Do this: Copy out, from the entries below, each line holding the string "sustento".
+ + + + + + +
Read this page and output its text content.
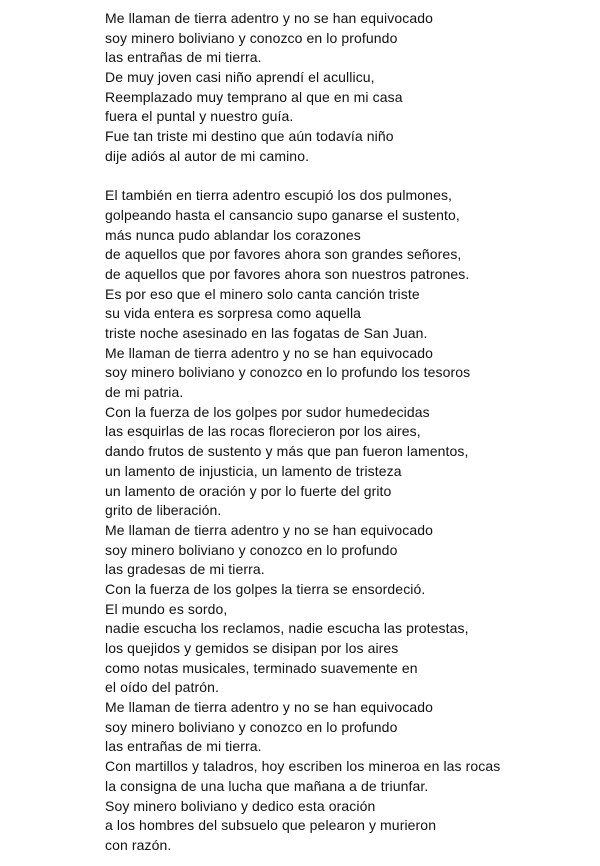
Me llaman de tierra adentro y no se han equivocado
soy minero boliviano y conozco en lo profundo
las entrañas de mi tierra.
De muy joven casi niño aprendí el acullicu,
Reemplazado muy temprano al que en mi casa
fuera el puntal y nuestro guía.
Fue tan triste mi destino que aún todavía niño
dije adiós al autor de mi camino.
El también en tierra adentro escupió los dos pulmones,
golpeando hasta el cansancio supo ganarse el sustento,
más nunca pudo ablandar los corazones
de aquellos que por favores ahora son grandes señores,
de aquellos que por favores ahora son nuestros patrones.
Es por eso que el minero solo canta canción triste
su vida entera es sorpresa como aquella
triste noche asesinado en las fogatas de San Juan.
Me llaman de tierra adentro y no se han equivocado
soy minero boliviano y conozco en lo profundo los tesoros
de mi patria.
Con la fuerza de los golpes por sudor humedecidas
las esquirlas de las rocas florecieron por los aires,
dando frutos de sustento y más que pan fueron lamentos,
un lamento de injusticia, un lamento de tristeza
un lamento de oración y por lo fuerte del grito
grito de liberación.
Me llaman de tierra adentro y no se han equivocado
soy minero boliviano y conozco en lo profundo
las gradesas de mi tierra.
Con la fuerza de los golpes la tierra se ensordeció.
El mundo es sordo,
nadie escucha los reclamos, nadie escucha las protestas,
los quejidos y gemidos se disipan por los aires
como notas musicales, terminado suavemente en
el oído del patrón.
Me llaman de tierra adentro y no se han equivocado
soy minero boliviano y conozco en lo profundo
las entrañas de mi tierra.
Con martillos y taladros, hoy escriben los mineroa en las rocas
la consigna de una lucha que mañana a de triunfar.
Soy minero boliviano y dedico esta oración
a los hombres del subsuelo que pelearon y murieron
con razón.
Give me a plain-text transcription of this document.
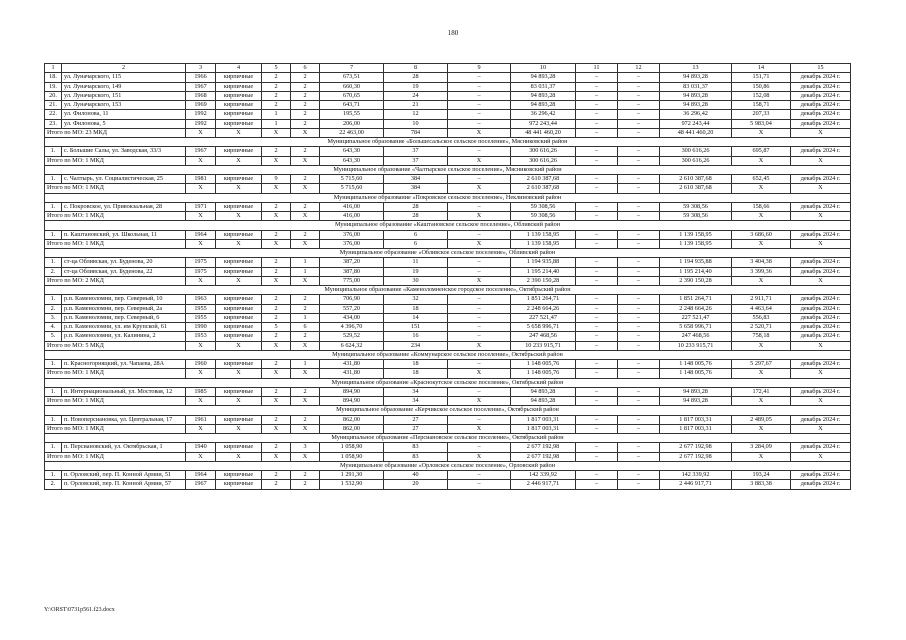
180
1	2	3	4	5	6	7	8	9	10	11	12	13	14	15
18.	ул. Луначарского, 115	1966	кирпичные	2	2	673,51	28	–	94 893,28	–	–	94 893,28	151,71	декабрь 2024 г.
19.	ул. Луначарского, 149	1967	кирпичные	2	2	660,30	19	–	83 031,37	–	–	83 031,37	150,86	декабрь 2024 г.
20.	ул. Луначарского, 151	1968	кирпичные	2	2	670,65	24	–	94 893,28	–	–	94 893,28	152,08	декабрь 2024 г.
21.	ул. Луначарского, 153	1969	кирпичные	2	2	643,71	21	–	94 893,28	–	–	94 893,28	158,71	декабрь 2024 г.
22.	ул. Филонова, 11	1992	кирпичные	1	2	195,55	12	–	36 296,42	–	–	36 296,42	207,33	декабрь 2024 г.
23.	ул. Филонова, 5	1992	кирпичные	1	2	206,00	10	–	972 243,44	–	–	972 243,44	5 983,04	декабрь 2024 г.
Итого по МО: 23 МКД		Х	Х	Х	Х	22 463,00	784	Х	48 441 460,20	–	–	48 441 460,20	Х	Х
Муниципальное образование «Большесальское сельское поселение», Мясниковский район														
1.	с. Большие Салы, ул. Заводская, 33/3	1967	кирпичные	2	2	643,30	37	–	300 616,26	–	–	300 616,26	695,87	декабрь 2024 г.
Итого по МО: 1 МКД		Х	Х	Х	Х	643,30	37	Х	300 616,26	–	–	300 616,26	Х	Х
Муниципальное образование «Чалтырское сельское поселение», Мясниковский район														
1.	с. Чалтырь, ул. Социалистическая, 25	1981	кирпичные	9	2	5 715,60	384	–	2 610 387,68	–	–	2 610 387,68	652,45	декабрь 2024 г.
Итого по МО: 1 МКД		Х	Х	Х	Х	5 715,60	384	Х	2 610 387,68	–	–	2 610 387,68	Х	Х
Муниципальное образование «Покровское сельское поселение», Неклиновский район														
1.	с. Покровское, ул. Привокзальная, 28	1971	кирпичные	2	2	416,00	28	–	59 308,56	–	–	59 308,56	158,66	декабрь 2024 г.
Итого по МО: 1 МКД		Х	Х	Х	Х	416,00	28	Х	59 308,56	–	–	59 308,56	Х	Х
Муниципальное образование «Каштановское сельское поселение», Обливский район														
1.	п. Каштановский, ул. Школьная, 11	1964	кирпичные	2	2	376,00	6	–	1 139 158,95	–	–	1 139 158,95	3 686,60	декабрь 2024 г.
Итого по МО: 1 МКД		Х	Х	Х	Х	376,00	6	Х	1 139 158,95	–	–	1 139 158,95	Х	Х
Муниципальное образование «Обливское сельское поселение», Обливский район														
1.	ст-ца Обливская, ул. Буденова, 20	1975	кирпичные	2	1	387,20	11	–	1 194 935,88	–	–	1 194 935,88	3 404,38	декабрь 2024 г.
2.	ст-ца Обливская, ул. Буденова, 22	1975	кирпичные	2	1	387,80	19	–	1 195 214,40	–	–	1 195 214,40	3 399,36	декабрь 2024 г.
Итого по МО: 2 МКД		Х	Х	Х	Х	775,00	30	Х	2 390 150,28	–	–	2 390 150,28	Х	Х
Муниципальное образование «Каменоломненское городское поселение», Октябрьский район														
1.	р.п. Каменоломни, пер. Северный, 10	1963	кирпичные	2	2	706,90	32	–	1 851 264,71	–	–	1 851 264,71	2 911,71	декабрь 2024 г.
2.	р.п. Каменоломни, пер. Северный, 2а	1955	кирпичные	2	2	557,20	18	–	2 248 664,26	–	–	2 248 664,26	4 463,64	декабрь 2024 г.
3.	р.п. Каменоломни, пер. Северный, 6	1955	кирпичные	2	1	434,00	14	–	227 521,47	–	–	227 521,47	556,83	декабрь 2024 г.
4.	р.п. Каменоломни, ул. им Крупской, 61	1990	кирпичные	5	6	4 396,70	151	–	5 658 996,71	–	–	5 658 996,71	2 520,71	декабрь 2024 г.
5.	р.п. Каменоломни, ул. Калинина, 2	1953	кирпичные	2	2	529,52	16	–	247 468,56	–	–	247 468,56	758,18	декабрь 2024 г.
Итого по МО: 5 МКД		Х	Х	Х	Х	6 624,32	234	Х	10 233 915,71	–	–	10 233 915,71	Х	Х
Муниципальное образование «Коммунарское сельское поселение», Октябрьский район														
1.	п. Красногорняцкий, ул. Чапаева, 28А	1960	кирпичные	2	1	431,80	18	–	1 148 005,76	–	–	1 148 005,76	5 297,67	декабрь 2024 г.
Итого по МО: 1 МКД		Х	Х	Х	Х	431,80	18	Х	1 148 005,76	–	–	1 148 005,76	Х	Х
Муниципальное образование «Краснокутское сельское поселение», Октябрьский район														
1.	п. Интернациональный, ул. Мостовая, 12	1985	кирпичные	2	2	894,90	34	–	94 893,28	–	–	94 893,28	172,41	декабрь 2024 г.
Итого по МО: 1 МКД		Х	Х	Х	Х	894,90	34	Х	94 893,28	–	–	94 893,28	Х	Х
Муниципальное образование «Керчикское сельское поселение», Октябрьский район														
1.	п. Новоперсиановка, ул. Центральная, 17	1961	кирпичные	2	2	862,00	27	–	1 817 003,31	–	–	1 817 003,31	2 489,05	декабрь 2024 г.
Итого по МО: 1 МКД		Х	Х	Х	Х	862,00	27	Х	1 817 003,31	–	–	1 817 003,31	Х	Х
Муниципальное образование «Персиановское сельское поселение», Октябрьский район														
1.	п. Персиановский, ул. Октябрьская, 1	1940	кирпичные	2	3	1 058,90	83	–	2 677 192,98	–	–	2 677 192,98	3 284,09	декабрь 2024 г.
Итого по МО: 1 МКД		Х	Х	Х	Х	1 058,90	83	Х	2 677 192,98	–	–	2 677 192,98	Х	Х
Муниципальное образование «Орловское сельское поселение», Орловский район														
1.	п. Орловский, пер. П. Конной Армии, 51	1964	кирпичные	2	2	1 291,30	40	–	142 339,92	–	–	142 339,92	193,24	декабрь 2024 г.
2.	п. Орловский, пер. П. Конной Армии, 57	1967	кирпичные	2	2	1 532,90	20	–	2 446 917,71	–	–	2 446 917,71	3 883,38	декабрь 2024 г.
Y:\ORST\0731p561.f23.docx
+ + + + + + +
Answer in full:
golpeando hasta el cansancio supo ganarse el sustento,
dando frutos de sustento y más que pan fueron lamentos,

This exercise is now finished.